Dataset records
== == ==
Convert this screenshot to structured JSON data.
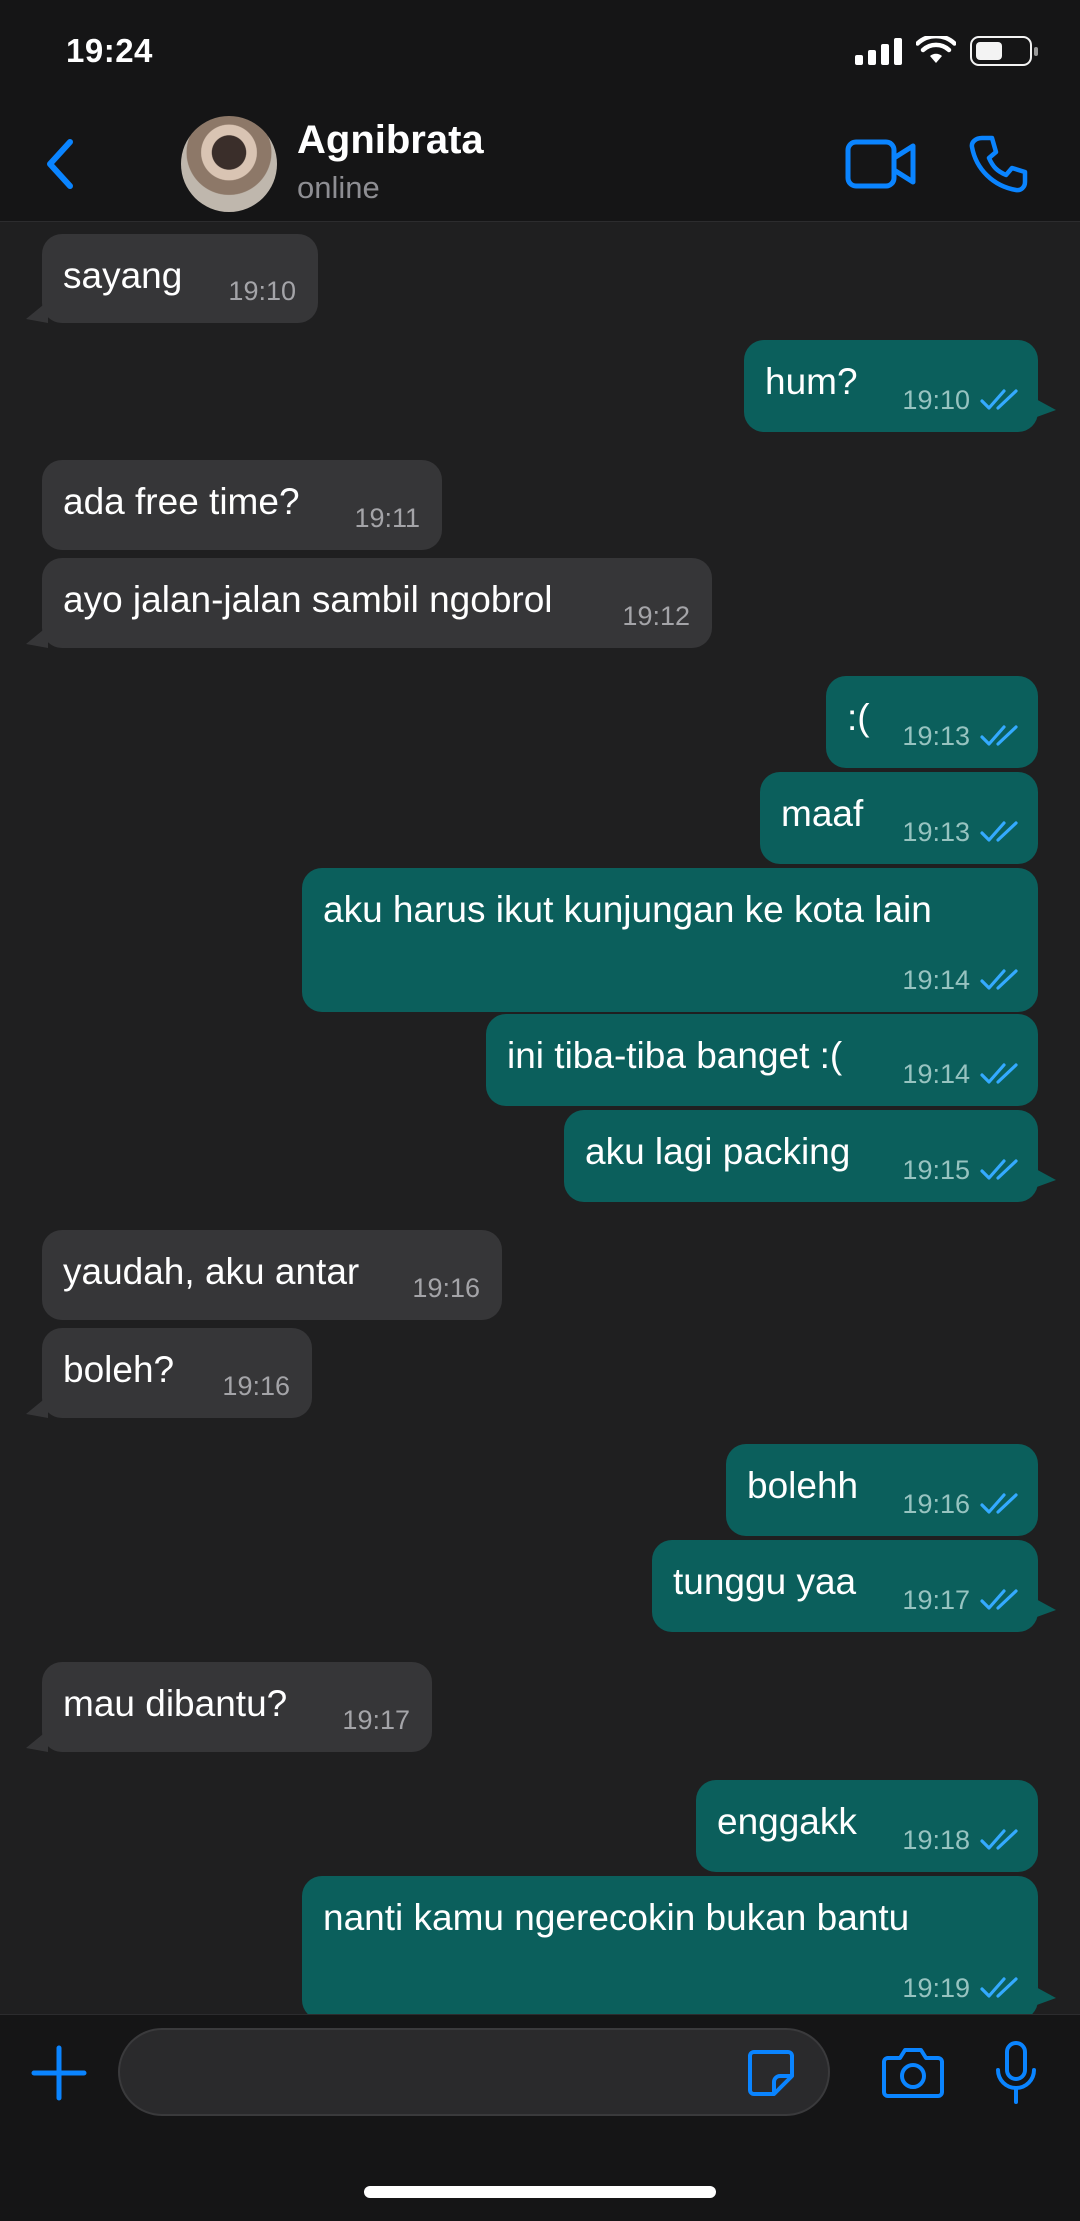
{
  "status_bar": {
    "time": "19:24",
    "icons": [
      "signal-icon",
      "wifi-icon",
      "battery-icon"
    ],
    "battery_level": 0.45
  },
  "header": {
    "back_icon": "chevron-left-icon",
    "contact_name": "Agnibrata",
    "contact_status": "online",
    "actions": [
      "video-call-icon",
      "phone-icon"
    ],
    "accent": "#0a84ff"
  },
  "messages": [
    {
      "dir": "in",
      "text": "sayang",
      "time": "19:10"
    },
    {
      "dir": "out",
      "text": "hum?",
      "time": "19:10",
      "read": true
    },
    {
      "dir": "in",
      "text": "ada free time?",
      "time": "19:11"
    },
    {
      "dir": "in",
      "text": "ayo jalan-jalan sambil ngobrol",
      "time": "19:12"
    },
    {
      "dir": "out",
      "text": ":(",
      "time": "19:13",
      "read": true
    },
    {
      "dir": "out",
      "text": "maaf",
      "time": "19:13",
      "read": true
    },
    {
      "dir": "out",
      "text": "aku harus ikut kunjungan ke kota lain",
      "time": "19:14",
      "read": true
    },
    {
      "dir": "out",
      "text": "ini tiba-tiba banget :(",
      "time": "19:14",
      "read": true
    },
    {
      "dir": "out",
      "text": "aku lagi packing",
      "time": "19:15",
      "read": true
    },
    {
      "dir": "in",
      "text": "yaudah, aku antar",
      "time": "19:16"
    },
    {
      "dir": "in",
      "text": "boleh?",
      "time": "19:16"
    },
    {
      "dir": "out",
      "text": "bolehh",
      "time": "19:16",
      "read": true
    },
    {
      "dir": "out",
      "text": "tunggu yaa",
      "time": "19:17",
      "read": true
    },
    {
      "dir": "in",
      "text": "mau dibantu?",
      "time": "19:17"
    },
    {
      "dir": "out",
      "text": "enggakk",
      "time": "19:18",
      "read": true
    },
    {
      "dir": "out",
      "text": "nanti kamu ngerecokin bukan bantu",
      "time": "19:19",
      "read": true
    }
  ],
  "composer": {
    "value": "",
    "icons": [
      "plus-icon",
      "sticker-icon",
      "camera-icon",
      "microphone-icon"
    ]
  },
  "colors": {
    "incoming_bubble": "#363638",
    "outgoing_bubble": "#0b5f5c",
    "read_ticks": "#34aaff",
    "background": "#1f1f20"
  }
}
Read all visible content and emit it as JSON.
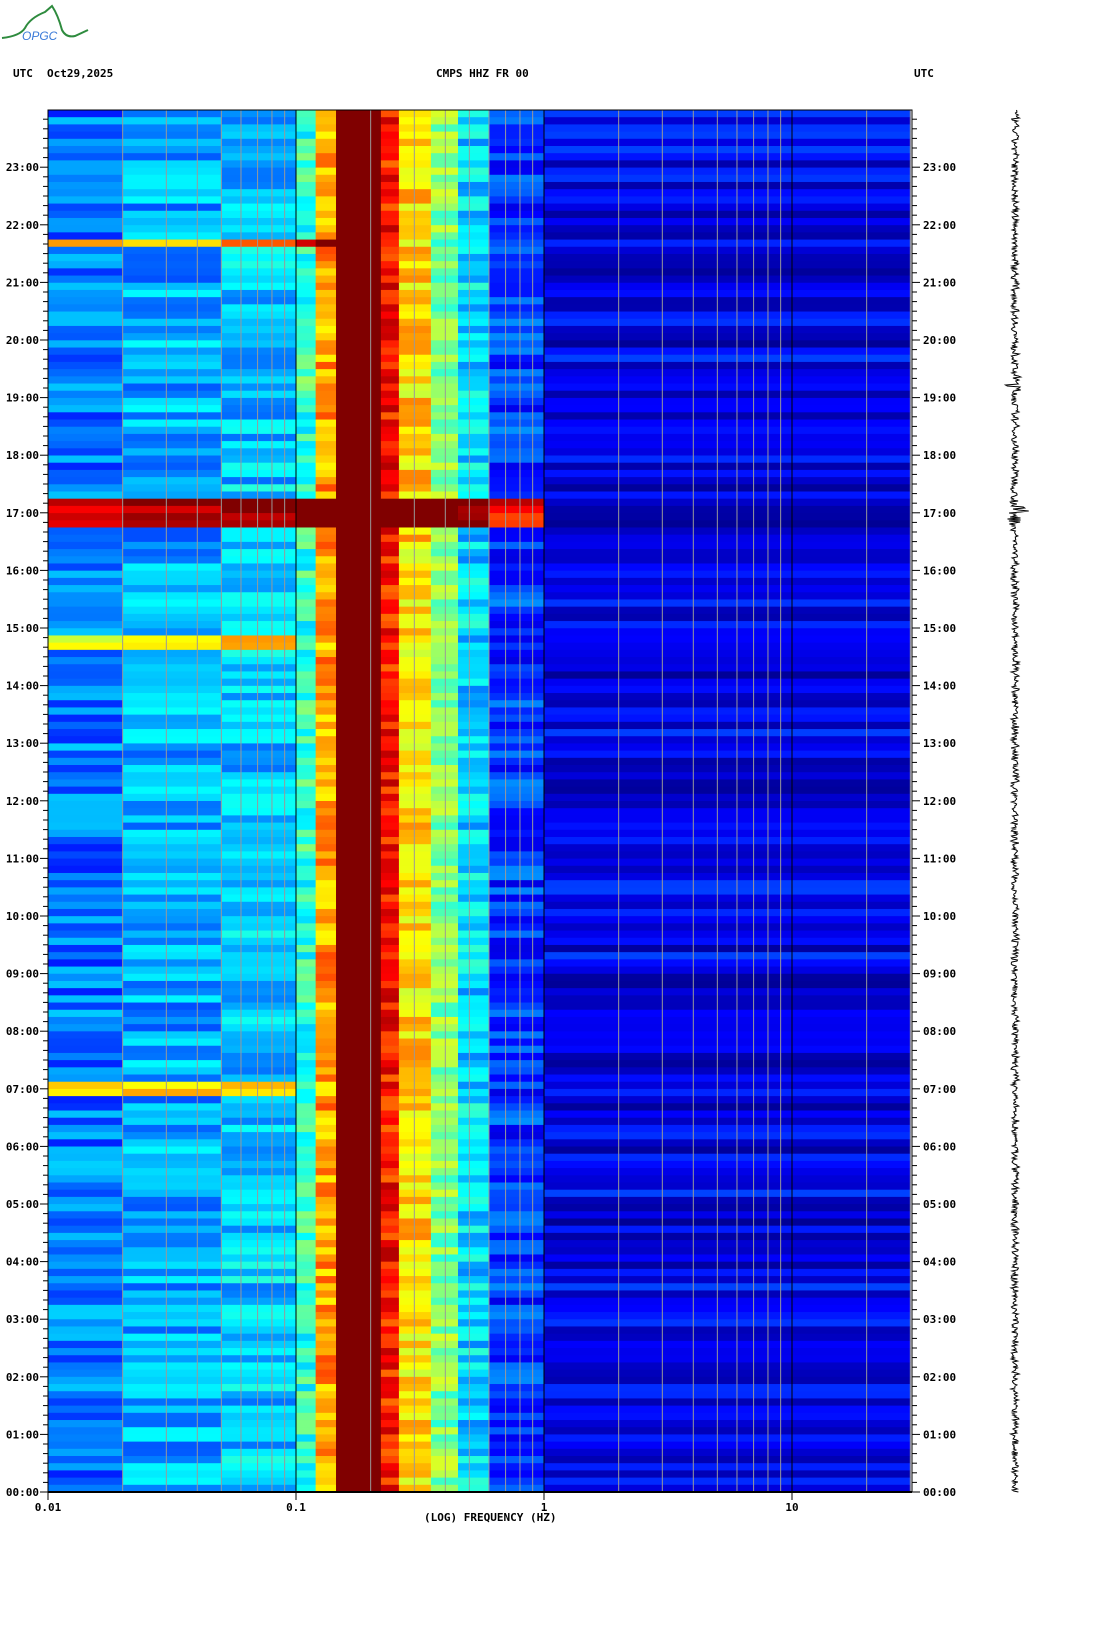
{
  "header": {
    "left_tz": "UTC",
    "date": "Oct29,2025",
    "station": "CMPS HHZ FR 00",
    "right_tz": "UTC",
    "logo_text": "OPGC"
  },
  "chart_data": {
    "type": "heatmap",
    "title": "CMPS HHZ FR 00",
    "xlabel": "(LOG) FREQUENCY (HZ)",
    "ylabel": "UTC",
    "xscale": "log",
    "xlim": [
      0.01,
      30
    ],
    "ylim_hours": [
      0,
      24
    ],
    "x_tick_labels": [
      "0.01",
      "0.1",
      "1",
      "10"
    ],
    "x_tick_values": [
      0.01,
      0.1,
      1,
      10
    ],
    "y_tick_labels": [
      "00:00",
      "01:00",
      "02:00",
      "03:00",
      "04:00",
      "05:00",
      "06:00",
      "07:00",
      "08:00",
      "09:00",
      "10:00",
      "11:00",
      "12:00",
      "13:00",
      "14:00",
      "15:00",
      "16:00",
      "17:00",
      "18:00",
      "19:00",
      "20:00",
      "21:00",
      "22:00",
      "23:00"
    ],
    "colormap": [
      "#00008b",
      "#0000ff",
      "#0080ff",
      "#00ffff",
      "#80ff80",
      "#ffff00",
      "#ff8000",
      "#ff0000",
      "#800000"
    ],
    "power_profile": [
      {
        "fmin": 0.01,
        "fmax": 0.02,
        "level": 0.24
      },
      {
        "fmin": 0.02,
        "fmax": 0.05,
        "level": 0.29
      },
      {
        "fmin": 0.05,
        "fmax": 0.1,
        "level": 0.32
      },
      {
        "fmin": 0.1,
        "fmax": 0.12,
        "level": 0.42
      },
      {
        "fmin": 0.12,
        "fmax": 0.145,
        "level": 0.72
      },
      {
        "fmin": 0.145,
        "fmax": 0.22,
        "level": 1.0
      },
      {
        "fmin": 0.22,
        "fmax": 0.26,
        "level": 0.86
      },
      {
        "fmin": 0.26,
        "fmax": 0.35,
        "level": 0.66
      },
      {
        "fmin": 0.35,
        "fmax": 0.45,
        "level": 0.5
      },
      {
        "fmin": 0.45,
        "fmax": 0.6,
        "level": 0.34
      },
      {
        "fmin": 0.6,
        "fmax": 1.0,
        "level": 0.18
      },
      {
        "fmin": 1.0,
        "fmax": 30,
        "level": 0.1
      }
    ],
    "events": [
      {
        "hour": 16.95,
        "duration": 0.45,
        "fmax": 0.8,
        "boost": 0.7
      },
      {
        "hour": 21.7,
        "duration": 0.08,
        "fmax": 0.14,
        "boost": 0.45
      },
      {
        "hour": 14.75,
        "duration": 0.15,
        "fmax": 0.1,
        "boost": 0.35
      },
      {
        "hour": 7.0,
        "duration": 0.1,
        "fmax": 0.1,
        "boost": 0.4
      },
      {
        "hour": 19.3,
        "duration": 0.1,
        "fmax": 30,
        "boost": 0.05
      }
    ],
    "trace_bursts": [
      {
        "hour": 17.0,
        "amp": 1.0
      },
      {
        "hour": 19.25,
        "amp": 0.45
      }
    ]
  }
}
== == ==
Task objective:
Every record is to be reproduced exactly, with no pictures included.

Result for this exercise:
Convert this screenshot to structured JSON data.
{
  "status_bar": {
    "time": "19:24",
    "icons": [
      "signal-icon",
      "wifi-icon",
      "battery-icon"
    ],
    "battery_level": 0.45
  },
  "header": {
    "back_icon": "chevron-left-icon",
    "contact_name": "Agnibrata",
    "contact_status": "online",
    "actions": [
      "video-call-icon",
      "phone-icon"
    ],
    "accent": "#0a84ff"
  },
  "messages": [
    {
      "dir": "in",
      "text": "sayang",
      "time": "19:10"
    },
    {
      "dir": "out",
      "text": "hum?",
      "time": "19:10",
      "read": true
    },
    {
      "dir": "in",
      "text": "ada free time?",
      "time": "19:11"
    },
    {
      "dir": "in",
      "text": "ayo jalan-jalan sambil ngobrol",
      "time": "19:12"
    },
    {
      "dir": "out",
      "text": ":(",
      "time": "19:13",
      "read": true
    },
    {
      "dir": "out",
      "text": "maaf",
      "time": "19:13",
      "read": true
    },
    {
      "dir": "out",
      "text": "aku harus ikut kunjungan ke kota lain",
      "time": "19:14",
      "read": true
    },
    {
      "dir": "out",
      "text": "ini tiba-tiba banget :(",
      "time": "19:14",
      "read": true
    },
    {
      "dir": "out",
      "text": "aku lagi packing",
      "time": "19:15",
      "read": true
    },
    {
      "dir": "in",
      "text": "yaudah, aku antar",
      "time": "19:16"
    },
    {
      "dir": "in",
      "text": "boleh?",
      "time": "19:16"
    },
    {
      "dir": "out",
      "text": "bolehh",
      "time": "19:16",
      "read": true
    },
    {
      "dir": "out",
      "text": "tunggu yaa",
      "time": "19:17",
      "read": true
    },
    {
      "dir": "in",
      "text": "mau dibantu?",
      "time": "19:17"
    },
    {
      "dir": "out",
      "text": "enggakk",
      "time": "19:18",
      "read": true
    },
    {
      "dir": "out",
      "text": "nanti kamu ngerecokin bukan bantu",
      "time": "19:19",
      "read": true
    }
  ],
  "composer": {
    "value": "",
    "icons": [
      "plus-icon",
      "sticker-icon",
      "camera-icon",
      "microphone-icon"
    ]
  },
  "colors": {
    "incoming_bubble": "#363638",
    "outgoing_bubble": "#0b5f5c",
    "read_ticks": "#34aaff",
    "background": "#1f1f20"
  }
}
Read all visible content and emit it as JSON.
{
  "header": {
    "left_tz": "UTC",
    "date": "Oct29,2025",
    "station": "CMPS HHZ FR 00",
    "right_tz": "UTC",
    "logo_text": "OPGC"
  },
  "chart_data": {
    "type": "heatmap",
    "title": "CMPS HHZ FR 00",
    "xlabel": "(LOG) FREQUENCY (HZ)",
    "ylabel": "UTC",
    "xscale": "log",
    "xlim": [
      0.01,
      30
    ],
    "ylim_hours": [
      0,
      24
    ],
    "x_tick_labels": [
      "0.01",
      "0.1",
      "1",
      "10"
    ],
    "x_tick_values": [
      0.01,
      0.1,
      1,
      10
    ],
    "y_tick_labels": [
      "00:00",
      "01:00",
      "02:00",
      "03:00",
      "04:00",
      "05:00",
      "06:00",
      "07:00",
      "08:00",
      "09:00",
      "10:00",
      "11:00",
      "12:00",
      "13:00",
      "14:00",
      "15:00",
      "16:00",
      "17:00",
      "18:00",
      "19:00",
      "20:00",
      "21:00",
      "22:00",
      "23:00"
    ],
    "colormap": [
      "#00008b",
      "#0000ff",
      "#0080ff",
      "#00ffff",
      "#80ff80",
      "#ffff00",
      "#ff8000",
      "#ff0000",
      "#800000"
    ],
    "power_profile": [
      {
        "fmin": 0.01,
        "fmax": 0.02,
        "level": 0.24
      },
      {
        "fmin": 0.02,
        "fmax": 0.05,
        "level": 0.29
      },
      {
        "fmin": 0.05,
        "fmax": 0.1,
        "level": 0.32
      },
      {
        "fmin": 0.1,
        "fmax": 0.12,
        "level": 0.42
      },
      {
        "fmin": 0.12,
        "fmax": 0.145,
        "level": 0.72
      },
      {
        "fmin": 0.145,
        "fmax": 0.22,
        "level": 1.0
      },
      {
        "fmin": 0.22,
        "fmax": 0.26,
        "level": 0.86
      },
      {
        "fmin": 0.26,
        "fmax": 0.35,
        "level": 0.66
      },
      {
        "fmin": 0.35,
        "fmax": 0.45,
        "level": 0.5
      },
      {
        "fmin": 0.45,
        "fmax": 0.6,
        "level": 0.34
      },
      {
        "fmin": 0.6,
        "fmax": 1.0,
        "level": 0.18
      },
      {
        "fmin": 1.0,
        "fmax": 30,
        "level": 0.1
      }
    ],
    "events": [
      {
        "hour": 16.95,
        "duration": 0.45,
        "fmax": 0.8,
        "boost": 0.7
      },
      {
        "hour": 21.7,
        "duration": 0.08,
        "fmax": 0.14,
        "boost": 0.45
      },
      {
        "hour": 14.75,
        "duration": 0.15,
        "fmax": 0.1,
        "boost": 0.35
      },
      {
        "hour": 7.0,
        "duration": 0.1,
        "fmax": 0.1,
        "boost": 0.4
      },
      {
        "hour": 19.3,
        "duration": 0.1,
        "fmax": 30,
        "boost": 0.05
      }
    ],
    "trace_bursts": [
      {
        "hour": 17.0,
        "amp": 1.0
      },
      {
        "hour": 19.25,
        "amp": 0.45
      }
    ]
  }
}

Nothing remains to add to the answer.